▶ PROMPT: Images are not part of the copy; transcribe all the data exactly.

▶ THE INPUT:

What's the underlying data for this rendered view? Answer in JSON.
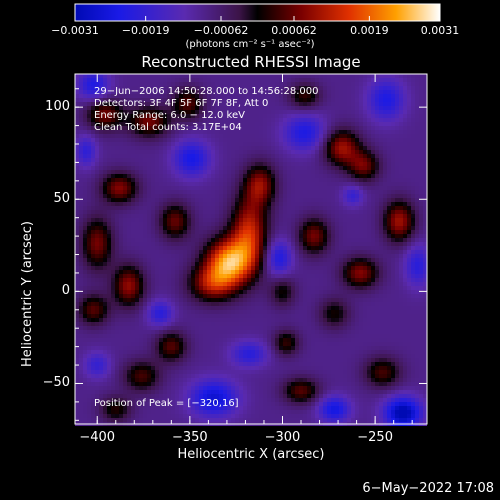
{
  "chart_data": {
    "type": "heatmap",
    "title": "Reconstructed RHESSI Image",
    "xlabel": "Heliocentric X (arcsec)",
    "ylabel": "Heliocentric Y (arcsec)",
    "xlim": [
      -412,
      -222
    ],
    "ylim": [
      -72,
      118
    ],
    "xticks": [
      -400,
      -350,
      -300,
      -250
    ],
    "yticks": [
      -50,
      0,
      50,
      100
    ],
    "xtick_labels": [
      "−400",
      "−350",
      "−300",
      "−250"
    ],
    "ytick_labels": [
      "−50",
      "0",
      "50",
      "100"
    ],
    "colorbar": {
      "min": -0.0031,
      "max": 0.0031,
      "tick_values": [
        -0.0031,
        -0.0019,
        -0.00062,
        0.00062,
        0.0019,
        0.0031
      ],
      "tick_labels": [
        "−0.0031",
        "−0.0019",
        "−0.00062",
        "0.00062",
        "0.0019",
        "0.0031"
      ],
      "units": "(photons cm⁻² s⁻¹ asec⁻²)"
    },
    "annotations": [
      "29−Jun−2006 14:50:28.000 to 14:56:28.000",
      "Detectors: 3F 4F 5F 6F 7F 8F, Att 0",
      "Energy Range: 6.0 − 12.0 keV",
      "Clean    Total counts: 3.17E+04"
    ],
    "peak_label": "Position of Peak = [−320,16]",
    "peak": [
      -320,
      16
    ],
    "sources": [
      {
        "x": -329,
        "y": 16,
        "amp": 0.0031,
        "sx": 9,
        "sy": 9
      },
      {
        "x": -318,
        "y": 32,
        "amp": 0.0022,
        "sx": 7,
        "sy": 14
      },
      {
        "x": -338,
        "y": 4,
        "amp": 0.0018,
        "sx": 9,
        "sy": 7
      },
      {
        "x": -312,
        "y": 58,
        "amp": 0.0017,
        "sx": 6,
        "sy": 8
      },
      {
        "x": -358,
        "y": 38,
        "amp": 0.0015,
        "sx": 6,
        "sy": 7
      },
      {
        "x": -388,
        "y": 56,
        "amp": 0.0017,
        "sx": 7,
        "sy": 6
      },
      {
        "x": -400,
        "y": 26,
        "amp": 0.0016,
        "sx": 6,
        "sy": 10
      },
      {
        "x": -396,
        "y": 96,
        "amp": 0.0016,
        "sx": 7,
        "sy": 6
      },
      {
        "x": -372,
        "y": 92,
        "amp": 0.0016,
        "sx": 8,
        "sy": 6
      },
      {
        "x": -351,
        "y": 102,
        "amp": 0.0014,
        "sx": 6,
        "sy": 6
      },
      {
        "x": -288,
        "y": 106,
        "amp": 0.0012,
        "sx": 6,
        "sy": 5
      },
      {
        "x": -268,
        "y": 78,
        "amp": 0.0019,
        "sx": 7,
        "sy": 7
      },
      {
        "x": -256,
        "y": 68,
        "amp": 0.0015,
        "sx": 6,
        "sy": 6
      },
      {
        "x": -237,
        "y": 38,
        "amp": 0.0019,
        "sx": 6,
        "sy": 8
      },
      {
        "x": -258,
        "y": 10,
        "amp": 0.0017,
        "sx": 7,
        "sy": 6
      },
      {
        "x": -283,
        "y": 30,
        "amp": 0.0016,
        "sx": 6,
        "sy": 7
      },
      {
        "x": -383,
        "y": 3,
        "amp": 0.0018,
        "sx": 6,
        "sy": 8
      },
      {
        "x": -402,
        "y": -10,
        "amp": 0.0014,
        "sx": 6,
        "sy": 6
      },
      {
        "x": -376,
        "y": -46,
        "amp": 0.0013,
        "sx": 7,
        "sy": 6
      },
      {
        "x": -360,
        "y": -30,
        "amp": 0.0014,
        "sx": 6,
        "sy": 6
      },
      {
        "x": -298,
        "y": -28,
        "amp": 0.0012,
        "sx": 5,
        "sy": 5
      },
      {
        "x": -290,
        "y": -54,
        "amp": 0.0014,
        "sx": 7,
        "sy": 5
      },
      {
        "x": -246,
        "y": -44,
        "amp": 0.0013,
        "sx": 7,
        "sy": 6
      },
      {
        "x": -300,
        "y": 0,
        "amp": 0.001,
        "sx": 5,
        "sy": 6
      },
      {
        "x": -390,
        "y": -64,
        "amp": 0.0011,
        "sx": 6,
        "sy": 5
      },
      {
        "x": -272,
        "y": -12,
        "amp": 0.001,
        "sx": 6,
        "sy": 6
      },
      {
        "x": -235,
        "y": -66,
        "amp": -0.0024,
        "sx": 7,
        "sy": 6
      },
      {
        "x": -272,
        "y": -64,
        "amp": -0.0016,
        "sx": 6,
        "sy": 5
      },
      {
        "x": -337,
        "y": -58,
        "amp": -0.0018,
        "sx": 9,
        "sy": 7
      },
      {
        "x": -402,
        "y": 112,
        "amp": -0.0014,
        "sx": 6,
        "sy": 6
      },
      {
        "x": -349,
        "y": 72,
        "amp": -0.0015,
        "sx": 7,
        "sy": 7
      },
      {
        "x": -288,
        "y": 86,
        "amp": -0.0014,
        "sx": 8,
        "sy": 7
      },
      {
        "x": -244,
        "y": 104,
        "amp": -0.0014,
        "sx": 7,
        "sy": 8
      },
      {
        "x": -302,
        "y": 18,
        "amp": -0.0014,
        "sx": 5,
        "sy": 7
      },
      {
        "x": -227,
        "y": 14,
        "amp": -0.0012,
        "sx": 5,
        "sy": 8
      },
      {
        "x": -366,
        "y": -12,
        "amp": -0.0012,
        "sx": 5,
        "sy": 5
      },
      {
        "x": -318,
        "y": -34,
        "amp": -0.0012,
        "sx": 7,
        "sy": 5
      },
      {
        "x": -406,
        "y": 76,
        "amp": -0.0011,
        "sx": 4,
        "sy": 6
      },
      {
        "x": -262,
        "y": 52,
        "amp": -0.001,
        "sx": 4,
        "sy": 4
      },
      {
        "x": -400,
        "y": -40,
        "amp": -0.001,
        "sx": 5,
        "sy": 5
      }
    ]
  },
  "footer_date": "6−May−2022 17:08"
}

▶ RESULT OF THIS TASK:
What's the underlying data for this rendered view? Answer in JSON.
{
  "chart_data": {
    "type": "heatmap",
    "title": "Reconstructed RHESSI Image",
    "xlabel": "Heliocentric X (arcsec)",
    "ylabel": "Heliocentric Y (arcsec)",
    "xlim": [
      -412,
      -222
    ],
    "ylim": [
      -72,
      118
    ],
    "xticks": [
      -400,
      -350,
      -300,
      -250
    ],
    "yticks": [
      -50,
      0,
      50,
      100
    ],
    "xtick_labels": [
      "−400",
      "−350",
      "−300",
      "−250"
    ],
    "ytick_labels": [
      "−50",
      "0",
      "50",
      "100"
    ],
    "colorbar": {
      "min": -0.0031,
      "max": 0.0031,
      "tick_values": [
        -0.0031,
        -0.0019,
        -0.00062,
        0.00062,
        0.0019,
        0.0031
      ],
      "tick_labels": [
        "−0.0031",
        "−0.0019",
        "−0.00062",
        "0.00062",
        "0.0019",
        "0.0031"
      ],
      "units": "(photons cm⁻² s⁻¹ asec⁻²)"
    },
    "annotations": [
      "29−Jun−2006 14:50:28.000 to 14:56:28.000",
      "Detectors: 3F 4F 5F 6F 7F 8F, Att 0",
      "Energy Range: 6.0 − 12.0 keV",
      "Clean    Total counts: 3.17E+04"
    ],
    "peak_label": "Position of Peak = [−320,16]",
    "peak": [
      -320,
      16
    ],
    "sources": [
      {
        "x": -329,
        "y": 16,
        "amp": 0.0031,
        "sx": 9,
        "sy": 9
      },
      {
        "x": -318,
        "y": 32,
        "amp": 0.0022,
        "sx": 7,
        "sy": 14
      },
      {
        "x": -338,
        "y": 4,
        "amp": 0.0018,
        "sx": 9,
        "sy": 7
      },
      {
        "x": -312,
        "y": 58,
        "amp": 0.0017,
        "sx": 6,
        "sy": 8
      },
      {
        "x": -358,
        "y": 38,
        "amp": 0.0015,
        "sx": 6,
        "sy": 7
      },
      {
        "x": -388,
        "y": 56,
        "amp": 0.0017,
        "sx": 7,
        "sy": 6
      },
      {
        "x": -400,
        "y": 26,
        "amp": 0.0016,
        "sx": 6,
        "sy": 10
      },
      {
        "x": -396,
        "y": 96,
        "amp": 0.0016,
        "sx": 7,
        "sy": 6
      },
      {
        "x": -372,
        "y": 92,
        "amp": 0.0016,
        "sx": 8,
        "sy": 6
      },
      {
        "x": -351,
        "y": 102,
        "amp": 0.0014,
        "sx": 6,
        "sy": 6
      },
      {
        "x": -288,
        "y": 106,
        "amp": 0.0012,
        "sx": 6,
        "sy": 5
      },
      {
        "x": -268,
        "y": 78,
        "amp": 0.0019,
        "sx": 7,
        "sy": 7
      },
      {
        "x": -256,
        "y": 68,
        "amp": 0.0015,
        "sx": 6,
        "sy": 6
      },
      {
        "x": -237,
        "y": 38,
        "amp": 0.0019,
        "sx": 6,
        "sy": 8
      },
      {
        "x": -258,
        "y": 10,
        "amp": 0.0017,
        "sx": 7,
        "sy": 6
      },
      {
        "x": -283,
        "y": 30,
        "amp": 0.0016,
        "sx": 6,
        "sy": 7
      },
      {
        "x": -383,
        "y": 3,
        "amp": 0.0018,
        "sx": 6,
        "sy": 8
      },
      {
        "x": -402,
        "y": -10,
        "amp": 0.0014,
        "sx": 6,
        "sy": 6
      },
      {
        "x": -376,
        "y": -46,
        "amp": 0.0013,
        "sx": 7,
        "sy": 6
      },
      {
        "x": -360,
        "y": -30,
        "amp": 0.0014,
        "sx": 6,
        "sy": 6
      },
      {
        "x": -298,
        "y": -28,
        "amp": 0.0012,
        "sx": 5,
        "sy": 5
      },
      {
        "x": -290,
        "y": -54,
        "amp": 0.0014,
        "sx": 7,
        "sy": 5
      },
      {
        "x": -246,
        "y": -44,
        "amp": 0.0013,
        "sx": 7,
        "sy": 6
      },
      {
        "x": -300,
        "y": 0,
        "amp": 0.001,
        "sx": 5,
        "sy": 6
      },
      {
        "x": -390,
        "y": -64,
        "amp": 0.0011,
        "sx": 6,
        "sy": 5
      },
      {
        "x": -272,
        "y": -12,
        "amp": 0.001,
        "sx": 6,
        "sy": 6
      },
      {
        "x": -235,
        "y": -66,
        "amp": -0.0024,
        "sx": 7,
        "sy": 6
      },
      {
        "x": -272,
        "y": -64,
        "amp": -0.0016,
        "sx": 6,
        "sy": 5
      },
      {
        "x": -337,
        "y": -58,
        "amp": -0.0018,
        "sx": 9,
        "sy": 7
      },
      {
        "x": -402,
        "y": 112,
        "amp": -0.0014,
        "sx": 6,
        "sy": 6
      },
      {
        "x": -349,
        "y": 72,
        "amp": -0.0015,
        "sx": 7,
        "sy": 7
      },
      {
        "x": -288,
        "y": 86,
        "amp": -0.0014,
        "sx": 8,
        "sy": 7
      },
      {
        "x": -244,
        "y": 104,
        "amp": -0.0014,
        "sx": 7,
        "sy": 8
      },
      {
        "x": -302,
        "y": 18,
        "amp": -0.0014,
        "sx": 5,
        "sy": 7
      },
      {
        "x": -227,
        "y": 14,
        "amp": -0.0012,
        "sx": 5,
        "sy": 8
      },
      {
        "x": -366,
        "y": -12,
        "amp": -0.0012,
        "sx": 5,
        "sy": 5
      },
      {
        "x": -318,
        "y": -34,
        "amp": -0.0012,
        "sx": 7,
        "sy": 5
      },
      {
        "x": -406,
        "y": 76,
        "amp": -0.0011,
        "sx": 4,
        "sy": 6
      },
      {
        "x": -262,
        "y": 52,
        "amp": -0.001,
        "sx": 4,
        "sy": 4
      },
      {
        "x": -400,
        "y": -40,
        "amp": -0.001,
        "sx": 5,
        "sy": 5
      }
    ]
  },
  "footer_date": "6−May−2022 17:08"
}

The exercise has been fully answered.